# RECORDS FOR THIS EXERCISE:
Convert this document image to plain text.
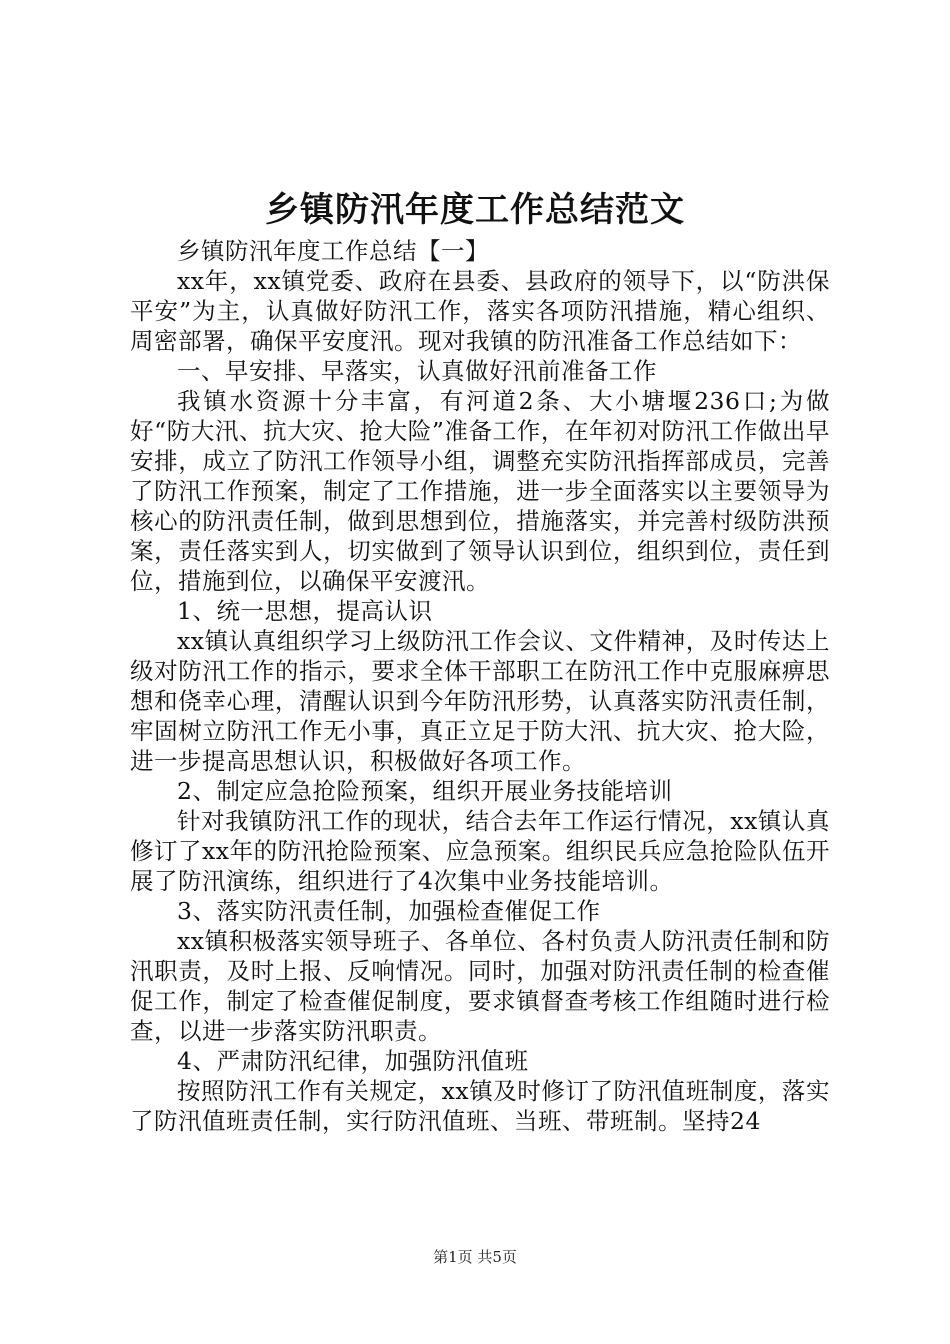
乡镇防汛年度工作总结范文

乡镇防汛年度工作总结【一】

xx年，xx镇党委、政府在县委、县政府的领导下，以“防洪保平安”为主，认真做好防汛工作，落实各项防汛措施，精心组织、周密部署，确保平安度汛。现对我镇的防汛准备工作总结如下：

一、早安排、早落实，认真做好汛前准备工作

我镇水资源十分丰富，有河道2条、大小塘堰236口;为做好“防大汛、抗大灾、抢大险”准备工作，在年初对防汛工作做出早安排，成立了防汛工作领导小组，调整充实防汛指挥部成员，完善了防汛工作预案，制定了工作措施，进一步全面落实以主要领导为核心的防汛责任制，做到思想到位，措施落实，并完善村级防洪预案，责任落实到人，切实做到了领导认识到位，组织到位，责任到位，措施到位，以确保平安渡汛。

1、统一思想，提高认识

xx镇认真组织学习上级防汛工作会议、文件精神，及时传达上级对防汛工作的指示，要求全体干部职工在防汛工作中克服麻痹思想和侥幸心理，清醒认识到今年防汛形势，认真落实防汛责任制，牢固树立防汛工作无小事，真正立足于防大汛、抗大灾、抢大险，进一步提高思想认识，积极做好各项工作。

2、制定应急抢险预案，组织开展业务技能培训

针对我镇防汛工作的现状，结合去年工作运行情况，xx镇认真修订了xx年的防汛抢险预案、应急预案。组织民兵应急抢险队伍开展了防汛演练，组织进行了4次集中业务技能培训。

3、落实防汛责任制，加强检查催促工作

xx镇积极落实领导班子、各单位、各村负责人防汛责任制和防汛职责，及时上报、反响情况。同时，加强对防汛责任制的检查催促工作，制定了检查催促制度，要求镇督查考核工作组随时进行检查，以进一步落实防汛职责。

4、严肃防汛纪律，加强防汛值班

按照防汛工作有关规定，xx镇及时修订了防汛值班制度，落实了防汛值班责任制，实行防汛值班、当班、带班制。坚持24

第1页 共5页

# TASK TO CARRY OUT:
All of the lines above should be retyped precisely, apart from the pictures.

# OUTPUT OF THE EXERCISE:
Convert this document image to plain text.
乡镇防汛年度工作总结范文

乡镇防汛年度工作总结【一】

xx年，xx镇党委、政府在县委、县政府的领导下，以“防洪保平安”为主，认真做好防汛工作，落实各项防汛措施，精心组织、周密部署，确保平安度汛。现对我镇的防汛准备工作总结如下：

一、早安排、早落实，认真做好汛前准备工作

我镇水资源十分丰富，有河道2条、大小塘堰236口;为做好“防大汛、抗大灾、抢大险”准备工作，在年初对防汛工作做出早安排，成立了防汛工作领导小组，调整充实防汛指挥部成员，完善了防汛工作预案，制定了工作措施，进一步全面落实以主要领导为核心的防汛责任制，做到思想到位，措施落实，并完善村级防洪预案，责任落实到人，切实做到了领导认识到位，组织到位，责任到位，措施到位，以确保平安渡汛。

1、统一思想，提高认识

xx镇认真组织学习上级防汛工作会议、文件精神，及时传达上级对防汛工作的指示，要求全体干部职工在防汛工作中克服麻痹思想和侥幸心理，清醒认识到今年防汛形势，认真落实防汛责任制，牢固树立防汛工作无小事，真正立足于防大汛、抗大灾、抢大险，进一步提高思想认识，积极做好各项工作。

2、制定应急抢险预案，组织开展业务技能培训

针对我镇防汛工作的现状，结合去年工作运行情况，xx镇认真修订了xx年的防汛抢险预案、应急预案。组织民兵应急抢险队伍开展了防汛演练，组织进行了4次集中业务技能培训。

3、落实防汛责任制，加强检查催促工作

xx镇积极落实领导班子、各单位、各村负责人防汛责任制和防汛职责，及时上报、反响情况。同时，加强对防汛责任制的检查催促工作，制定了检查催促制度，要求镇督查考核工作组随时进行检查，以进一步落实防汛职责。

4、严肃防汛纪律，加强防汛值班

按照防汛工作有关规定，xx镇及时修订了防汛值班制度，落实了防汛值班责任制，实行防汛值班、当班、带班制。坚持24

第1页 共5页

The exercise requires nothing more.